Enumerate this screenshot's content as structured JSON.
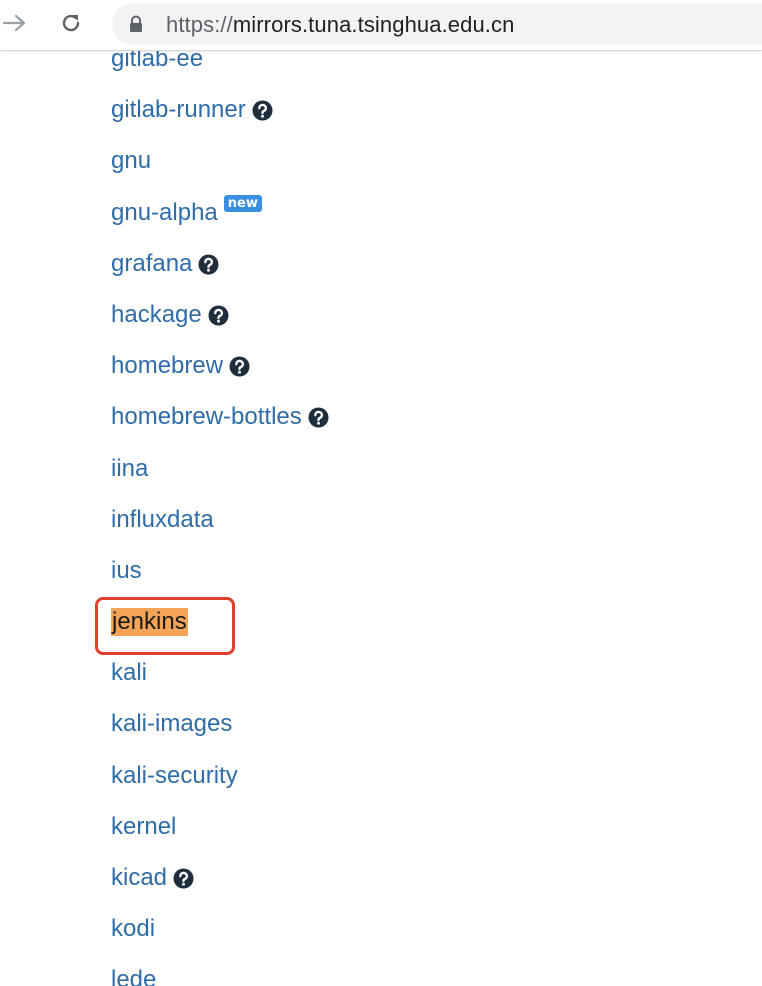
{
  "browser": {
    "url_protocol": "https://",
    "url_host": "mirrors.tuna.tsinghua.edu.cn"
  },
  "colors": {
    "link": "#2f6ca8",
    "highlight": "#f4a456",
    "badge": "#3a8fe0",
    "annotation": "#e0402e"
  },
  "mirrors": [
    {
      "name": "gitlab-ee",
      "help": false,
      "new": false
    },
    {
      "name": "gitlab-runner",
      "help": true,
      "new": false
    },
    {
      "name": "gnu",
      "help": false,
      "new": false
    },
    {
      "name": "gnu-alpha",
      "help": false,
      "new": true,
      "badge": "new"
    },
    {
      "name": "grafana",
      "help": true,
      "new": false
    },
    {
      "name": "hackage",
      "help": true,
      "new": false
    },
    {
      "name": "homebrew",
      "help": true,
      "new": false
    },
    {
      "name": "homebrew-bottles",
      "help": true,
      "new": false
    },
    {
      "name": "iina",
      "help": false,
      "new": false
    },
    {
      "name": "influxdata",
      "help": false,
      "new": false
    },
    {
      "name": "ius",
      "help": false,
      "new": false
    },
    {
      "name": "jenkins",
      "help": false,
      "new": false,
      "highlighted": true
    },
    {
      "name": "kali",
      "help": false,
      "new": false
    },
    {
      "name": "kali-images",
      "help": false,
      "new": false
    },
    {
      "name": "kali-security",
      "help": false,
      "new": false
    },
    {
      "name": "kernel",
      "help": false,
      "new": false
    },
    {
      "name": "kicad",
      "help": true,
      "new": false
    },
    {
      "name": "kodi",
      "help": false,
      "new": false
    },
    {
      "name": "lede",
      "help": false,
      "new": false
    }
  ],
  "icons": {
    "back": "arrow-right-icon",
    "reload": "reload-icon",
    "lock": "lock-icon",
    "help": "question-circle-icon"
  }
}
######
**OBJECTIVE:** From the entries, copy out each line containing the word "mirrors".

**SOLVED EXERCISE:**
    "url_host": "mirrors.tuna.tsinghua.edu.cn"
  "mirrors": [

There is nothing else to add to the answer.